» **Instructions to follow**: Report all lines from the entries below in which "让产妇遗憾终生" appears.

» **Material**:
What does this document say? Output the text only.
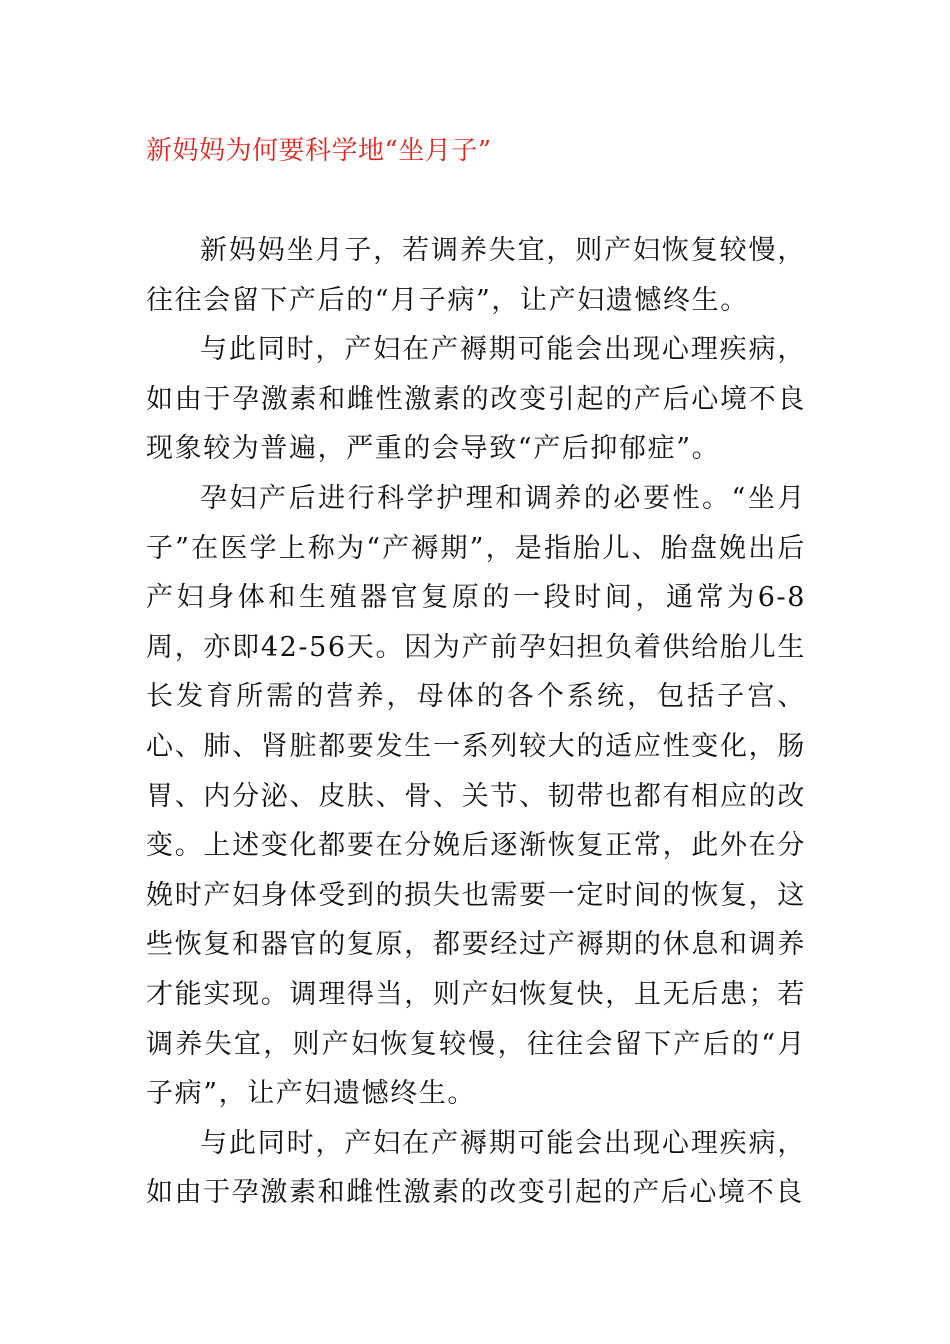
新妈妈为何要科学地“坐月子”

新妈妈坐月子，若调养失宜，则产妇恢复较慢，往往会留下产后的“月子病”，让产妇遗憾终生。

与此同时，产妇在产褥期可能会出现心理疾病，如由于孕激素和雌性激素的改变引起的产后心境不良现象较为普遍，严重的会导致“产后抑郁症”。

孕妇产后进行科学护理和调养的必要性。“坐月子”在医学上称为“产褥期”，是指胎儿、胎盘娩出后产妇身体和生殖器官复原的一段时间，通常为6-8周，亦即42-56天。因为产前孕妇担负着供给胎儿生长发育所需的营养，母体的各个系统，包括子宫、心、肺、肾脏都要发生一系列较大的适应性变化，肠胃、内分泌、皮肤、骨、关节、韧带也都有相应的改变。上述变化都要在分娩后逐渐恢复正常，此外在分娩时产妇身体受到的损失也需要一定时间的恢复，这些恢复和器官的复原，都要经过产褥期的休息和调养才能实现。调理得当，则产妇恢复快，且无后患；若调养失宜，则产妇恢复较慢，往往会留下产后的“月子病”，让产妇遗憾终生。

与此同时，产妇在产褥期可能会出现心理疾病，如由于孕激素和雌性激素的改变引起的产后心境不良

» **Finished exercise**:
新妈妈坐月子，若调养失宜，则产妇恢复较慢，往往会留下产后的“月子病”，让产妇遗憾终生。
孕妇产后进行科学护理和调养的必要性。“坐月子”在医学上称为“产褥期”，是指胎儿、胎盘娩出后产妇身体和生殖器官复原的一段时间，通常为6-8周，亦即42-56天。因为产前孕妇担负着供给胎儿生长发育所需的营养，母体的各个系统，包括子宫、心、肺、肾脏都要发生一系列较大的适应性变化，肠胃、内分泌、皮肤、骨、关节、韧带也都有相应的改变。上述变化都要在分娩后逐渐恢复正常，此外在分娩时产妇身体受到的损失也需要一定时间的恢复，这些恢复和器官的复原，都要经过产褥期的休息和调养才能实现。调理得当，则产妇恢复快，且无后患；若调养失宜，则产妇恢复较慢，往往会留下产后的“月子病”，让产妇遗憾终生。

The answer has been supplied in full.